# WHAT THE TASK REQUIRES:
Which lines in the records below contain the word "name"? Copy each of them.

※ ※ ※

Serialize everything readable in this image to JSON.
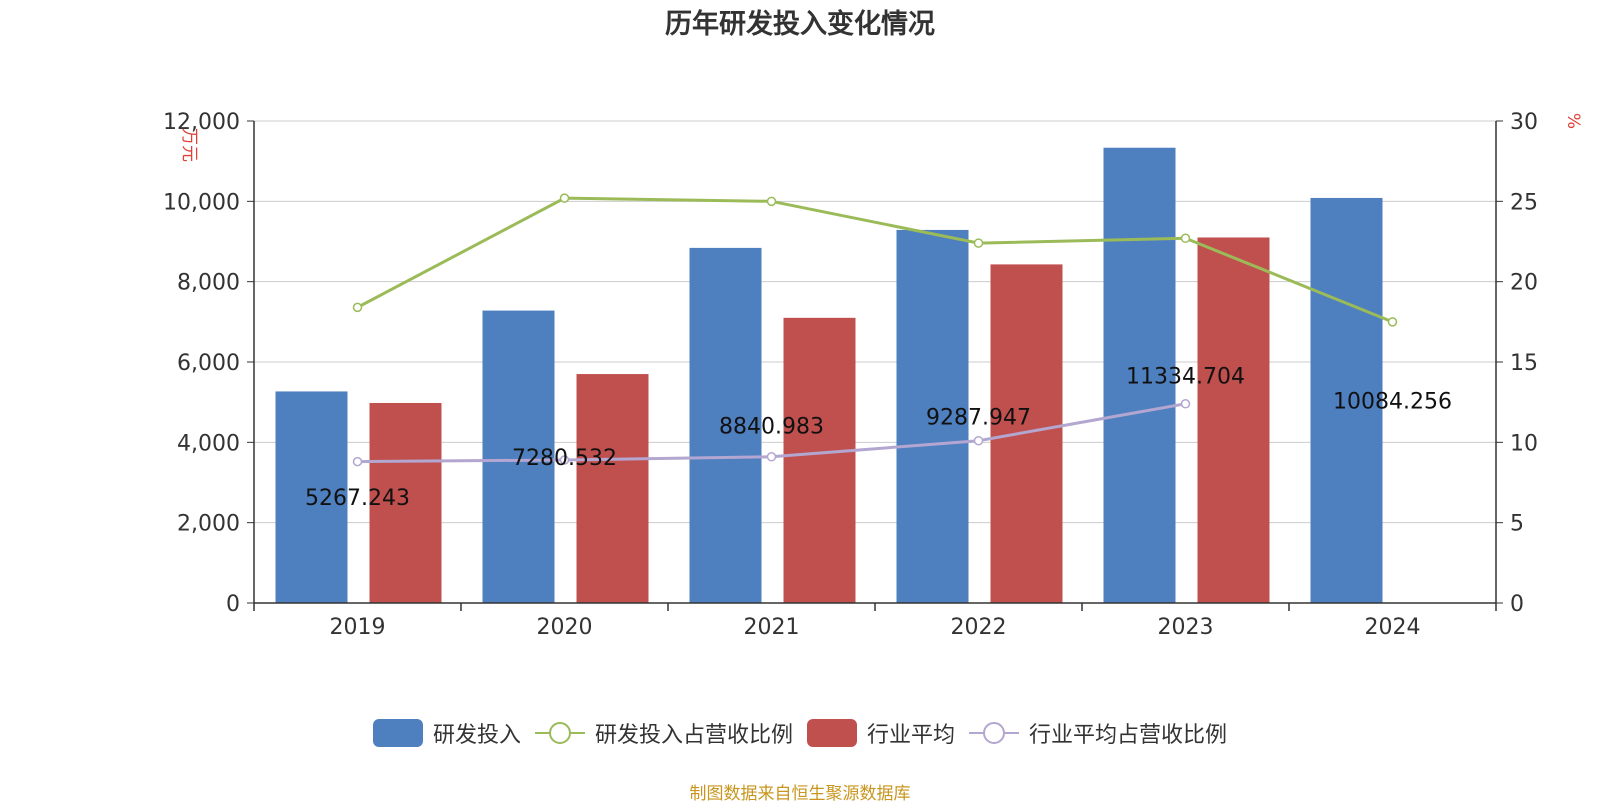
{
  "title": "历年研发投入变化情况",
  "source": "制图数据来自恒生聚源数据库",
  "chart_data": {
    "type": "bar",
    "categories": [
      "2019",
      "2020",
      "2021",
      "2022",
      "2023",
      "2024"
    ],
    "left_axis": {
      "unit": "万元",
      "ylim": [
        0,
        12000
      ],
      "ticks": [
        "0",
        "2,000",
        "4,000",
        "6,000",
        "8,000",
        "10,000",
        "12,000"
      ]
    },
    "right_axis": {
      "unit": "%",
      "ylim": [
        0,
        30
      ],
      "ticks": [
        "0",
        "5",
        "10",
        "15",
        "20",
        "25",
        "30"
      ]
    },
    "series": [
      {
        "name": "研发投入",
        "kind": "bar",
        "axis": "left",
        "color": "#4e7fbf",
        "values": [
          5267.243,
          7280.532,
          8840.983,
          9287.947,
          11334.704,
          10084.256
        ],
        "labels": [
          "5267.243",
          "7280.532",
          "8840.983",
          "9287.947",
          "11334.704",
          "10084.256"
        ]
      },
      {
        "name": "研发投入占营收比例",
        "kind": "line",
        "axis": "right",
        "color": "#9bbb59",
        "values": [
          18.4,
          25.2,
          25.0,
          22.4,
          22.7,
          17.5
        ]
      },
      {
        "name": "行业平均",
        "kind": "bar",
        "axis": "left",
        "color": "#c0504d",
        "values": [
          4980,
          5700,
          7100,
          8430,
          9100,
          null
        ]
      },
      {
        "name": "行业平均占营收比例",
        "kind": "line",
        "axis": "right",
        "color": "#b3a6d0",
        "values": [
          8.8,
          8.9,
          9.1,
          10.1,
          12.4,
          null
        ]
      }
    ],
    "grid": true,
    "legend_position": "bottom"
  }
}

※ ※ ※

# EXERCISE ANSWER:
        "name": "研发投入",
        "name": "研发投入占营收比例",
        "name": "行业平均",
        "name": "行业平均占营收比例",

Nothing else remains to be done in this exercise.